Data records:
------------

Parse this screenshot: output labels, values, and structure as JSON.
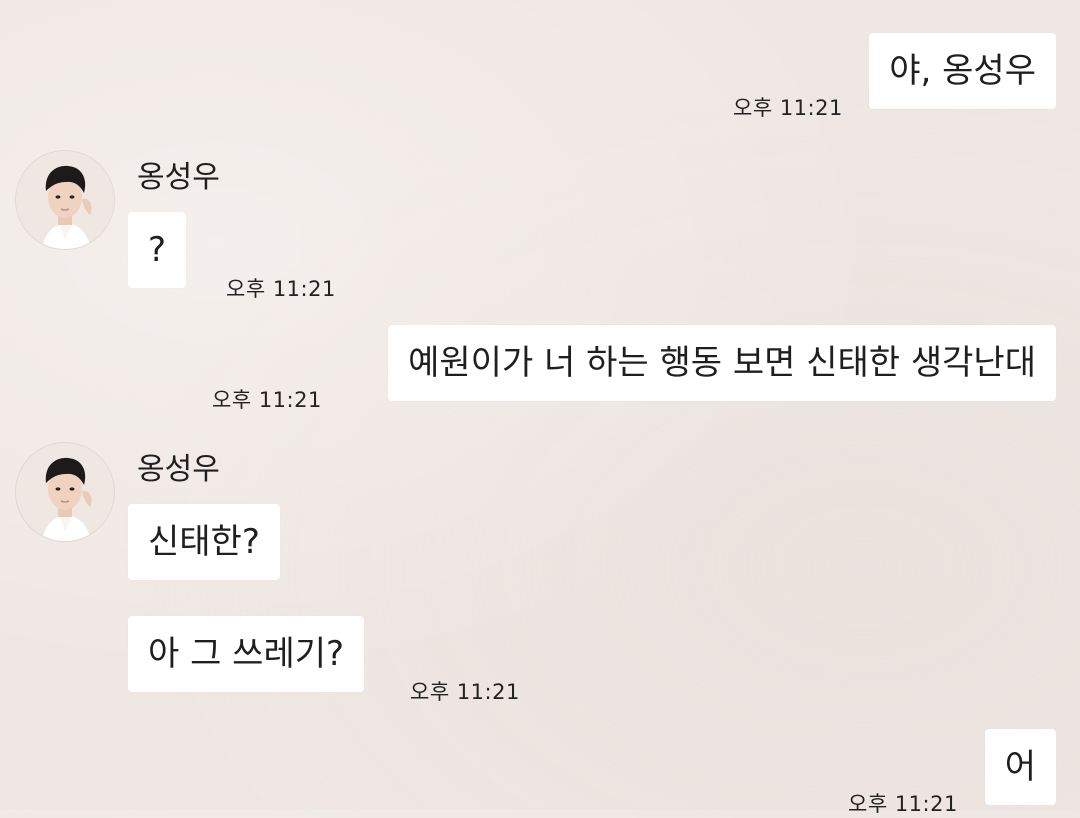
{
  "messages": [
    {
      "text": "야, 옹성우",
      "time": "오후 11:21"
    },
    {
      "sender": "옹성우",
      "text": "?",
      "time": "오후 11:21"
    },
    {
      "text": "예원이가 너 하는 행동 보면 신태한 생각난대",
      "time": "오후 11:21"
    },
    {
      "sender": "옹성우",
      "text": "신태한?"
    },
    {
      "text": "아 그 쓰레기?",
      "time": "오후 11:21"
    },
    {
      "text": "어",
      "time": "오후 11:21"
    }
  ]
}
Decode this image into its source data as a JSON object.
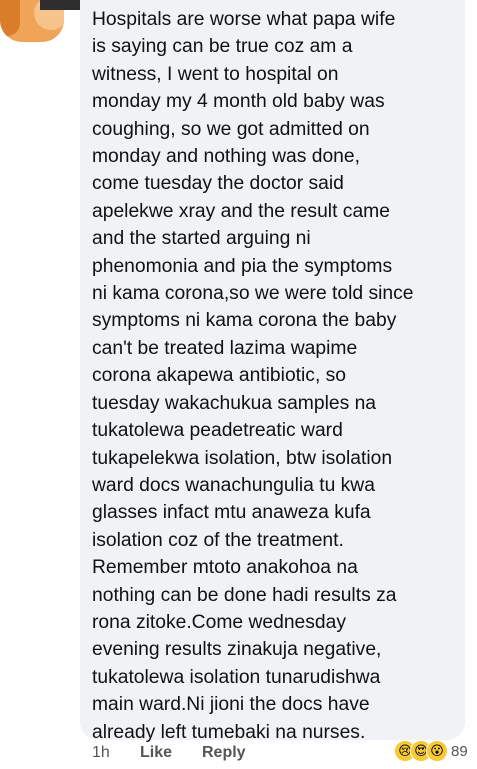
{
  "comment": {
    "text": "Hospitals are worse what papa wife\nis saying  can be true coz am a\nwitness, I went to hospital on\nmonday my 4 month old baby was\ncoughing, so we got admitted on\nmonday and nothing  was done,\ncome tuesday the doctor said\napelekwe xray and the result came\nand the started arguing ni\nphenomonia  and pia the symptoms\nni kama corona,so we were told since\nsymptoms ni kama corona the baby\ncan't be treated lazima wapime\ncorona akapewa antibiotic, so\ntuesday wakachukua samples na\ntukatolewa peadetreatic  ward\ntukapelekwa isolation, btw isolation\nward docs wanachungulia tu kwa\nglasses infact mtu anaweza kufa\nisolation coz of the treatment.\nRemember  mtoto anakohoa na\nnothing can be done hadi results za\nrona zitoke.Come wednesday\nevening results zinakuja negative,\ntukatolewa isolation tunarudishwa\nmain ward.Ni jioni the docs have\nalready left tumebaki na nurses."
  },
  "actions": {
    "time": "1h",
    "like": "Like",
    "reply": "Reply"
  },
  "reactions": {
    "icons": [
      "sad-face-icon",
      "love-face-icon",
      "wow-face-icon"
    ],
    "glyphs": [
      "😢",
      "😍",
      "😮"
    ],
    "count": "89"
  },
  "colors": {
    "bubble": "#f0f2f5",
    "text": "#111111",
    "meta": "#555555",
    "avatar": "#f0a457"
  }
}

------------

Return the material word for word. Pictures are not part of the copy.

TASK SOLUTION:
Parse this screenshot: output labels, values, and structure as JSON.
{
  "messages": [
    {
      "text": "야, 옹성우",
      "time": "오후 11:21"
    },
    {
      "sender": "옹성우",
      "text": "?",
      "time": "오후 11:21"
    },
    {
      "text": "예원이가 너 하는 행동 보면 신태한 생각난대",
      "time": "오후 11:21"
    },
    {
      "sender": "옹성우",
      "text": "신태한?"
    },
    {
      "text": "아 그 쓰레기?",
      "time": "오후 11:21"
    },
    {
      "text": "어",
      "time": "오후 11:21"
    }
  ]
}
Decode this image into its source data as a JSON object.
{
  "comment": {
    "text": "Hospitals are worse what papa wife\nis saying  can be true coz am a\nwitness, I went to hospital on\nmonday my 4 month old baby was\ncoughing, so we got admitted on\nmonday and nothing  was done,\ncome tuesday the doctor said\napelekwe xray and the result came\nand the started arguing ni\nphenomonia  and pia the symptoms\nni kama corona,so we were told since\nsymptoms ni kama corona the baby\ncan't be treated lazima wapime\ncorona akapewa antibiotic, so\ntuesday wakachukua samples na\ntukatolewa peadetreatic  ward\ntukapelekwa isolation, btw isolation\nward docs wanachungulia tu kwa\nglasses infact mtu anaweza kufa\nisolation coz of the treatment.\nRemember  mtoto anakohoa na\nnothing can be done hadi results za\nrona zitoke.Come wednesday\nevening results zinakuja negative,\ntukatolewa isolation tunarudishwa\nmain ward.Ni jioni the docs have\nalready left tumebaki na nurses."
  },
  "actions": {
    "time": "1h",
    "like": "Like",
    "reply": "Reply"
  },
  "reactions": {
    "icons": [
      "sad-face-icon",
      "love-face-icon",
      "wow-face-icon"
    ],
    "glyphs": [
      "😢",
      "😍",
      "😮"
    ],
    "count": "89"
  },
  "colors": {
    "bubble": "#f0f2f5",
    "text": "#111111",
    "meta": "#555555",
    "avatar": "#f0a457"
  }
}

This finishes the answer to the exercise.